> EXERCISE BRIEF
Rewrite every entry below with each occurrence of "plates" changed to "panels" and everything else left as it is, and omit the pictures.
>>>
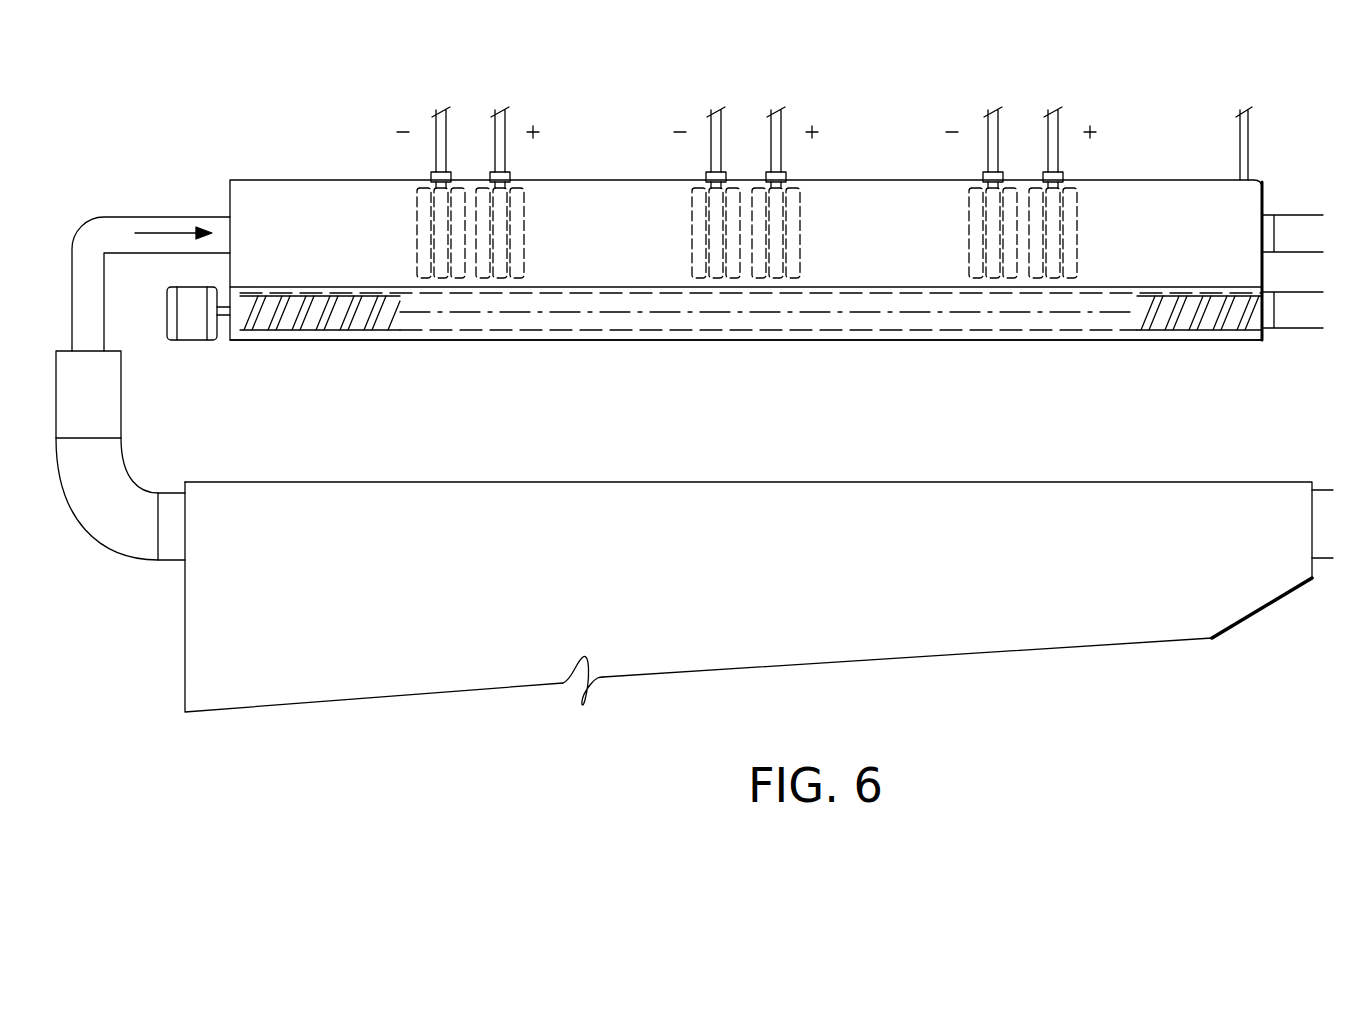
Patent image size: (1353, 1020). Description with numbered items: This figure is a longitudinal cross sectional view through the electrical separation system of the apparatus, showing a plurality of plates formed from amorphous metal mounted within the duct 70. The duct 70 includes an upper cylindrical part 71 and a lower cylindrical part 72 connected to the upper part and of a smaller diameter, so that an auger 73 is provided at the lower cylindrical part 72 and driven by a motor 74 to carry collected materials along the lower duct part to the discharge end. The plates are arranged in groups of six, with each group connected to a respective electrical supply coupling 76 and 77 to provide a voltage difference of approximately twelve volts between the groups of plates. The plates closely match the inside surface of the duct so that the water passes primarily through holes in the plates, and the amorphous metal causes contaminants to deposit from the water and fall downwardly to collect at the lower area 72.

The duct 70 is at (854, 184).
The upper cylindrical part 71 is at (588, 198).
The lower cylindrical part 72 is at (629, 343).
The auger 73 is at (788, 318).
The motor 74 is at (193, 333).
The electrical supply coupling 76 is at (431, 130).
The electrical supply coupling 77 is at (510, 128).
<<<
> EXERCISE ANSWER
Patent image size: (1353, 1020). Description with numbered items: This figure is a longitudinal cross sectional view through the electrical separation system of the apparatus, showing a plurality of panels formed from amorphous metal mounted within the duct 70. The duct 70 includes an upper cylindrical part 71 and a lower cylindrical part 72 connected to the upper part and of a smaller diameter, so that an auger 73 is provided at the lower cylindrical part 72 and driven by a motor 74 to carry collected materials along the lower duct part to the discharge end. The panels are arranged in groups of six, with each group connected to a respective electrical supply coupling 76 and 77 to provide a voltage difference of approximately twelve volts between the groups of panels. The panels closely match the inside surface of the duct so that the water passes primarily through holes in the panels, and the amorphous metal causes contaminants to deposit from the water and fall downwardly to collect at the lower area 72.

The duct 70 is at (854, 184).
The upper cylindrical part 71 is at (588, 198).
The lower cylindrical part 72 is at (629, 343).
The auger 73 is at (788, 318).
The motor 74 is at (193, 333).
The electrical supply coupling 76 is at (431, 130).
The electrical supply coupling 77 is at (510, 128).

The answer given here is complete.